Dataset records on visual material
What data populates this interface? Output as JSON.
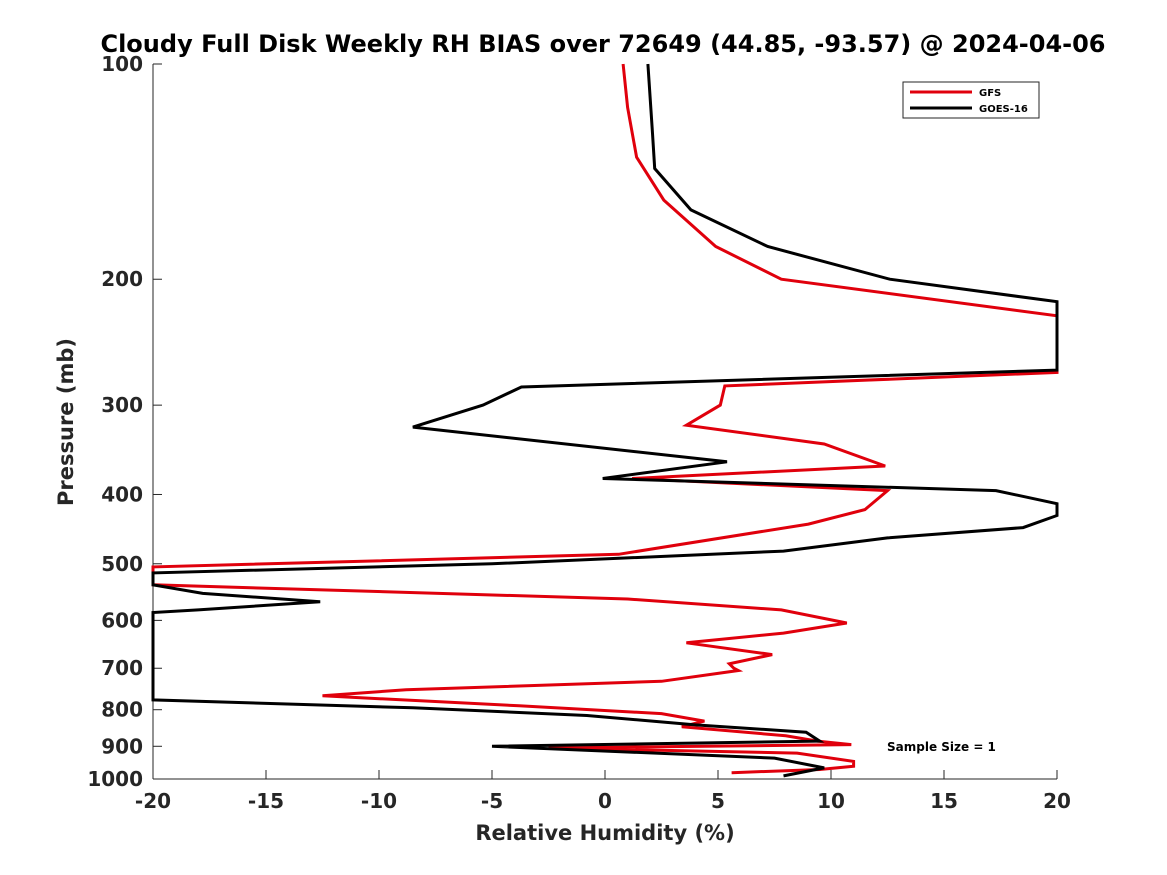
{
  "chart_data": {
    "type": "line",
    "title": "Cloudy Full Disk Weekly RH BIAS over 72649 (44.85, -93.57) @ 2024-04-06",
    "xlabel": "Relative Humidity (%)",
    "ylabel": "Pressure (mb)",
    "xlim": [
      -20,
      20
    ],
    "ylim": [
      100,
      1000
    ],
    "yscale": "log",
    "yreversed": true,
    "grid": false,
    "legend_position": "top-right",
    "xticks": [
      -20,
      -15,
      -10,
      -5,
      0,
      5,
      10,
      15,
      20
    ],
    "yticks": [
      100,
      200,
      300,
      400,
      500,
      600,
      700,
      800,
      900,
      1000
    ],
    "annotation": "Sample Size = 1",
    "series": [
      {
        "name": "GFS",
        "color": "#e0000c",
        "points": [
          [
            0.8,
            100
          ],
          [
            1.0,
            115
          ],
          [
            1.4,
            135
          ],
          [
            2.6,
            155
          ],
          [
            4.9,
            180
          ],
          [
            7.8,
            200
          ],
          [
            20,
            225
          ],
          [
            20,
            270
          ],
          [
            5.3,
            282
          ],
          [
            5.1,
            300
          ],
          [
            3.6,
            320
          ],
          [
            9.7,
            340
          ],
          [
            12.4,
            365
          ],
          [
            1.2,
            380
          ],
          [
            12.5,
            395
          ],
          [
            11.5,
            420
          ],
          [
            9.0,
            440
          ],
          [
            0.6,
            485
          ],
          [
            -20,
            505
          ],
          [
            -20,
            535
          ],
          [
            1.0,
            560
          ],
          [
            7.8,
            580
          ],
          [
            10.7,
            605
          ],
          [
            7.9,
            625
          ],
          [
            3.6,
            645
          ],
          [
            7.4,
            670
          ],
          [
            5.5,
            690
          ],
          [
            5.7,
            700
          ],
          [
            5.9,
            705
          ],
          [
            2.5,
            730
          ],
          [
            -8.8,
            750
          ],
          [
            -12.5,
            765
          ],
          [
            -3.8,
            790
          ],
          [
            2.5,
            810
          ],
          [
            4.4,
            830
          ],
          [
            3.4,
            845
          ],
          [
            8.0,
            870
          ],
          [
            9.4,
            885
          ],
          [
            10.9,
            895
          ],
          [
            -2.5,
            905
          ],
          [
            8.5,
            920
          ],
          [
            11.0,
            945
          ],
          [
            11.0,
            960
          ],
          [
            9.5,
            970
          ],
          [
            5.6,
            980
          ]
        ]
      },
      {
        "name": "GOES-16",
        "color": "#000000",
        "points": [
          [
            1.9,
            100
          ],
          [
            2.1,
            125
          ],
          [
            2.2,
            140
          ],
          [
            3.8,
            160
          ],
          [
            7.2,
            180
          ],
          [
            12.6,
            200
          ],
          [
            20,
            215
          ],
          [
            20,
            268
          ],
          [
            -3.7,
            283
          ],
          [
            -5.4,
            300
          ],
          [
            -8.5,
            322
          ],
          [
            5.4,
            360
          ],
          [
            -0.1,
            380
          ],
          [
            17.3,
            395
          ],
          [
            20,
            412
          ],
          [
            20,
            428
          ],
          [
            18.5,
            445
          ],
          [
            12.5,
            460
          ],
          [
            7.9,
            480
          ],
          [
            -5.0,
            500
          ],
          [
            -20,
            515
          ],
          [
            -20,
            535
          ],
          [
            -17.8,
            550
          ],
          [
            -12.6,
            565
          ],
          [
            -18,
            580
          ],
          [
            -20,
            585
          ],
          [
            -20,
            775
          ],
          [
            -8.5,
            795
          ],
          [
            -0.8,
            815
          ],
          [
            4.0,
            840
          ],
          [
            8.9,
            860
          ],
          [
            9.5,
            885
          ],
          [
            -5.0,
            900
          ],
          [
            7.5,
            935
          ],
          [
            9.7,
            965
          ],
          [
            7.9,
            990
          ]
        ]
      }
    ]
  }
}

▸ **TO DO**: In your copy, leave out the pictures and reproduce the material above exactly.

▸ **TASK RESPONSE**:
What data populates this interface? Output as JSON.
{
  "chart_data": {
    "type": "line",
    "title": "Cloudy Full Disk Weekly RH BIAS over 72649 (44.85, -93.57) @ 2024-04-06",
    "xlabel": "Relative Humidity (%)",
    "ylabel": "Pressure (mb)",
    "xlim": [
      -20,
      20
    ],
    "ylim": [
      100,
      1000
    ],
    "yscale": "log",
    "yreversed": true,
    "grid": false,
    "legend_position": "top-right",
    "xticks": [
      -20,
      -15,
      -10,
      -5,
      0,
      5,
      10,
      15,
      20
    ],
    "yticks": [
      100,
      200,
      300,
      400,
      500,
      600,
      700,
      800,
      900,
      1000
    ],
    "annotation": "Sample Size = 1",
    "series": [
      {
        "name": "GFS",
        "color": "#e0000c",
        "points": [
          [
            0.8,
            100
          ],
          [
            1.0,
            115
          ],
          [
            1.4,
            135
          ],
          [
            2.6,
            155
          ],
          [
            4.9,
            180
          ],
          [
            7.8,
            200
          ],
          [
            20,
            225
          ],
          [
            20,
            270
          ],
          [
            5.3,
            282
          ],
          [
            5.1,
            300
          ],
          [
            3.6,
            320
          ],
          [
            9.7,
            340
          ],
          [
            12.4,
            365
          ],
          [
            1.2,
            380
          ],
          [
            12.5,
            395
          ],
          [
            11.5,
            420
          ],
          [
            9.0,
            440
          ],
          [
            0.6,
            485
          ],
          [
            -20,
            505
          ],
          [
            -20,
            535
          ],
          [
            1.0,
            560
          ],
          [
            7.8,
            580
          ],
          [
            10.7,
            605
          ],
          [
            7.9,
            625
          ],
          [
            3.6,
            645
          ],
          [
            7.4,
            670
          ],
          [
            5.5,
            690
          ],
          [
            5.7,
            700
          ],
          [
            5.9,
            705
          ],
          [
            2.5,
            730
          ],
          [
            -8.8,
            750
          ],
          [
            -12.5,
            765
          ],
          [
            -3.8,
            790
          ],
          [
            2.5,
            810
          ],
          [
            4.4,
            830
          ],
          [
            3.4,
            845
          ],
          [
            8.0,
            870
          ],
          [
            9.4,
            885
          ],
          [
            10.9,
            895
          ],
          [
            -2.5,
            905
          ],
          [
            8.5,
            920
          ],
          [
            11.0,
            945
          ],
          [
            11.0,
            960
          ],
          [
            9.5,
            970
          ],
          [
            5.6,
            980
          ]
        ]
      },
      {
        "name": "GOES-16",
        "color": "#000000",
        "points": [
          [
            1.9,
            100
          ],
          [
            2.1,
            125
          ],
          [
            2.2,
            140
          ],
          [
            3.8,
            160
          ],
          [
            7.2,
            180
          ],
          [
            12.6,
            200
          ],
          [
            20,
            215
          ],
          [
            20,
            268
          ],
          [
            -3.7,
            283
          ],
          [
            -5.4,
            300
          ],
          [
            -8.5,
            322
          ],
          [
            5.4,
            360
          ],
          [
            -0.1,
            380
          ],
          [
            17.3,
            395
          ],
          [
            20,
            412
          ],
          [
            20,
            428
          ],
          [
            18.5,
            445
          ],
          [
            12.5,
            460
          ],
          [
            7.9,
            480
          ],
          [
            -5.0,
            500
          ],
          [
            -20,
            515
          ],
          [
            -20,
            535
          ],
          [
            -17.8,
            550
          ],
          [
            -12.6,
            565
          ],
          [
            -18,
            580
          ],
          [
            -20,
            585
          ],
          [
            -20,
            775
          ],
          [
            -8.5,
            795
          ],
          [
            -0.8,
            815
          ],
          [
            4.0,
            840
          ],
          [
            8.9,
            860
          ],
          [
            9.5,
            885
          ],
          [
            -5.0,
            900
          ],
          [
            7.5,
            935
          ],
          [
            9.7,
            965
          ],
          [
            7.9,
            990
          ]
        ]
      }
    ]
  }
}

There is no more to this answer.